• [Input rows]:
•••••
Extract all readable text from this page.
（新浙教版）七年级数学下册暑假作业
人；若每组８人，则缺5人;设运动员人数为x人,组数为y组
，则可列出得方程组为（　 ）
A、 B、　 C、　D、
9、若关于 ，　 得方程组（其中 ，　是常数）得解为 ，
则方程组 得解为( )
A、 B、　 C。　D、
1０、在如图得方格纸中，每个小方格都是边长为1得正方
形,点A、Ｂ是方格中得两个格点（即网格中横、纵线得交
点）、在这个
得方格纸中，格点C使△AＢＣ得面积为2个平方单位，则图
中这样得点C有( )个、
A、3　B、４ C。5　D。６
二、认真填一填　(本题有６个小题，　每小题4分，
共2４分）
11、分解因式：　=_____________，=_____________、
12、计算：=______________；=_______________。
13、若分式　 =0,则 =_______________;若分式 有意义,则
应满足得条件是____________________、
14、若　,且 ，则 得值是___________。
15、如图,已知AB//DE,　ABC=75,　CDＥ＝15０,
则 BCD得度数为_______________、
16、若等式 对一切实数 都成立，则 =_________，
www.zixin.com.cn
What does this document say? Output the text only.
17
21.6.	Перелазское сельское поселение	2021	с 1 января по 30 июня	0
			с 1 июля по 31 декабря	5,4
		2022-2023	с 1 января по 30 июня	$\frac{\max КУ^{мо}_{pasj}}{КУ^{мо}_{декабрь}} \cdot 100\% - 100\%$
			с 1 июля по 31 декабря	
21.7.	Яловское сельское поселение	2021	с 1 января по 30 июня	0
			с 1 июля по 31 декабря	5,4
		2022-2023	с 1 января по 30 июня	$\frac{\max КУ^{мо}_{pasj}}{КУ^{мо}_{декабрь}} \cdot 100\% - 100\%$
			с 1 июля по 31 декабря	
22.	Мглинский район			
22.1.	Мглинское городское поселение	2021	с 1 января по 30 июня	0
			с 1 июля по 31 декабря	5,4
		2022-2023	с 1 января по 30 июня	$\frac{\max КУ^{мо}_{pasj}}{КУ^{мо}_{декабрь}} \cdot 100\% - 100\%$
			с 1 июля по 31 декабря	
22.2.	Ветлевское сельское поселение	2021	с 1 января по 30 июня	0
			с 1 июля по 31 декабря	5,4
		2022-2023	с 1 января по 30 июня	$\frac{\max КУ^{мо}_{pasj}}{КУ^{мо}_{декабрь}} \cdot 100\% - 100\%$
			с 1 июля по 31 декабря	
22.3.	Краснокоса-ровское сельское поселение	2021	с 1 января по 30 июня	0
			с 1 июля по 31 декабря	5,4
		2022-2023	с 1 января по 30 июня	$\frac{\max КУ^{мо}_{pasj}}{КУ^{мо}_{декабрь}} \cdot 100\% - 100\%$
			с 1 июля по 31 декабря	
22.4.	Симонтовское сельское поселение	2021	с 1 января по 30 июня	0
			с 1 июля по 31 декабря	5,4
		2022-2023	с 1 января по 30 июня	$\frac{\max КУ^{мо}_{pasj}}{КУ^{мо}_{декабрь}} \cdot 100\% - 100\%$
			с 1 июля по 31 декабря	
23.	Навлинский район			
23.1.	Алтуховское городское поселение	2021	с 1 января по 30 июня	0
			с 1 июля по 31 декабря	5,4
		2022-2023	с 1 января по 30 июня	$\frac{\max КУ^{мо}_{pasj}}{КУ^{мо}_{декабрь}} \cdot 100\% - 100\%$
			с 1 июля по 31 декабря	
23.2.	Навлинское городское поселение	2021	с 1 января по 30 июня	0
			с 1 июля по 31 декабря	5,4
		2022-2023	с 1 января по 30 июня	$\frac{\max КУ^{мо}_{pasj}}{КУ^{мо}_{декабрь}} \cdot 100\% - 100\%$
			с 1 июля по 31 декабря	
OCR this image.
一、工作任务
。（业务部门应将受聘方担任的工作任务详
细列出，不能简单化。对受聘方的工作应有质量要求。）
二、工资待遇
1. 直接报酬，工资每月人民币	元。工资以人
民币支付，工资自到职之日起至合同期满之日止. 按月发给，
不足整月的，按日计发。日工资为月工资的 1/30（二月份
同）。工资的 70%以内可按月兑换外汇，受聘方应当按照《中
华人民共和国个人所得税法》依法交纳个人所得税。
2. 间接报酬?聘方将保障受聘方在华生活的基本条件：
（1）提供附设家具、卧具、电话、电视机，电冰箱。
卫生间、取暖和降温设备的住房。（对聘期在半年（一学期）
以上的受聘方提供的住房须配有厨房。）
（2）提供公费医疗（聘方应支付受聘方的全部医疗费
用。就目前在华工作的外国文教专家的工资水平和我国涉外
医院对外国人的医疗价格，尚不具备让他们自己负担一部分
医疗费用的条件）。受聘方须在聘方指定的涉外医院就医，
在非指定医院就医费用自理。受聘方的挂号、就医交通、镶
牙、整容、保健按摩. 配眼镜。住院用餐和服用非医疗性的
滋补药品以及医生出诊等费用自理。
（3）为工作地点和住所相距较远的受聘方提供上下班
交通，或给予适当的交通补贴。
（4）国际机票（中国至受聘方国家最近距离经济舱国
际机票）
•••••
Repeat every record, exactly as written.

Extract all readable text from this page.
（新浙教版）七年级数学下册暑假作业
人；若每组８人，则缺5人;设运动员人数为x人,组数为y组
，则可列出得方程组为（　 ）
A、 B、　 C、　D、
9、若关于 ，　 得方程组（其中 ，　是常数）得解为 ，
则方程组 得解为( )
A、 B、　 C。　D、
1０、在如图得方格纸中，每个小方格都是边长为1得正方
形,点A、Ｂ是方格中得两个格点（即网格中横、纵线得交
点）、在这个
得方格纸中，格点C使△AＢＣ得面积为2个平方单位，则图
中这样得点C有( )个、
A、3　B、４ C。5　D。６
二、认真填一填　(本题有６个小题，　每小题4分，
共2４分）
11、分解因式：　=_____________，=_____________、
12、计算：=______________；=_______________。
13、若分式　 =0,则 =_______________;若分式 有意义,则
应满足得条件是____________________、
14、若　,且 ，则 得值是___________。
15、如图,已知AB//DE,　ABC=75,　CDＥ＝15０,
则 BCD得度数为_______________、
16、若等式 对一切实数 都成立，则 =_________，
www.zixin.com.cn
What does this document say? Output the text only.
17
21.6.	Перелазское сельское поселение	2021	с 1 января по 30 июня	0
			с 1 июля по 31 декабря	5,4
		2022-2023	с 1 января по 30 июня	$\frac{\max КУ^{мо}_{pasj}}{КУ^{мо}_{декабрь}} \cdot 100\% - 100\%$
			с 1 июля по 31 декабря	
21.7.	Яловское сельское поселение	2021	с 1 января по 30 июня	0
			с 1 июля по 31 декабря	5,4
		2022-2023	с 1 января по 30 июня	$\frac{\max КУ^{мо}_{pasj}}{КУ^{мо}_{декабрь}} \cdot 100\% - 100\%$
			с 1 июля по 31 декабря	
22.	Мглинский район			
22.1.	Мглинское городское поселение	2021	с 1 января по 30 июня	0
			с 1 июля по 31 декабря	5,4
		2022-2023	с 1 января по 30 июня	$\frac{\max КУ^{мо}_{pasj}}{КУ^{мо}_{декабрь}} \cdot 100\% - 100\%$
			с 1 июля по 31 декабря	
22.2.	Ветлевское сельское поселение	2021	с 1 января по 30 июня	0
			с 1 июля по 31 декабря	5,4
		2022-2023	с 1 января по 30 июня	$\frac{\max КУ^{мо}_{pasj}}{КУ^{мо}_{декабрь}} \cdot 100\% - 100\%$
			с 1 июля по 31 декабря	
22.3.	Краснокоса-ровское сельское поселение	2021	с 1 января по 30 июня	0
			с 1 июля по 31 декабря	5,4
		2022-2023	с 1 января по 30 июня	$\frac{\max КУ^{мо}_{pasj}}{КУ^{мо}_{декабрь}} \cdot 100\% - 100\%$
			с 1 июля по 31 декабря	
22.4.	Симонтовское сельское поселение	2021	с 1 января по 30 июня	0
			с 1 июля по 31 декабря	5,4
		2022-2023	с 1 января по 30 июня	$\frac{\max КУ^{мо}_{pasj}}{КУ^{мо}_{декабрь}} \cdot 100\% - 100\%$
			с 1 июля по 31 декабря	
23.	Навлинский район			
23.1.	Алтуховское городское поселение	2021	с 1 января по 30 июня	0
			с 1 июля по 31 декабря	5,4
		2022-2023	с 1 января по 30 июня	$\frac{\max КУ^{мо}_{pasj}}{КУ^{мо}_{декабрь}} \cdot 100\% - 100\%$
			с 1 июля по 31 декабря	
23.2.	Навлинское городское поселение	2021	с 1 января по 30 июня	0
			с 1 июля по 31 декабря	5,4
		2022-2023	с 1 января по 30 июня	$\frac{\max КУ^{мо}_{pasj}}{КУ^{мо}_{декабрь}} \cdot 100\% - 100\%$
			с 1 июля по 31 декабря	
OCR this image.
一、工作任务
。（业务部门应将受聘方担任的工作任务详
细列出，不能简单化。对受聘方的工作应有质量要求。）
二、工资待遇
1. 直接报酬，工资每月人民币	元。工资以人
民币支付，工资自到职之日起至合同期满之日止. 按月发给，
不足整月的，按日计发。日工资为月工资的 1/30（二月份
同）。工资的 70%以内可按月兑换外汇，受聘方应当按照《中
华人民共和国个人所得税法》依法交纳个人所得税。
2. 间接报酬?聘方将保障受聘方在华生活的基本条件：
（1）提供附设家具、卧具、电话、电视机，电冰箱。
卫生间、取暖和降温设备的住房。（对聘期在半年（一学期）
以上的受聘方提供的住房须配有厨房。）
（2）提供公费医疗（聘方应支付受聘方的全部医疗费
用。就目前在华工作的外国文教专家的工资水平和我国涉外
医院对外国人的医疗价格，尚不具备让他们自己负担一部分
医疗费用的条件）。受聘方须在聘方指定的涉外医院就医，
在非指定医院就医费用自理。受聘方的挂号、就医交通、镶
牙、整容、保健按摩. 配眼镜。住院用餐和服用非医疗性的
滋补药品以及医生出诊等费用自理。
（3）为工作地点和住所相距较远的受聘方提供上下班
交通，或给予适当的交通补贴。
（4）国际机票（中国至受聘方国家最近距离经济舱国
际机票）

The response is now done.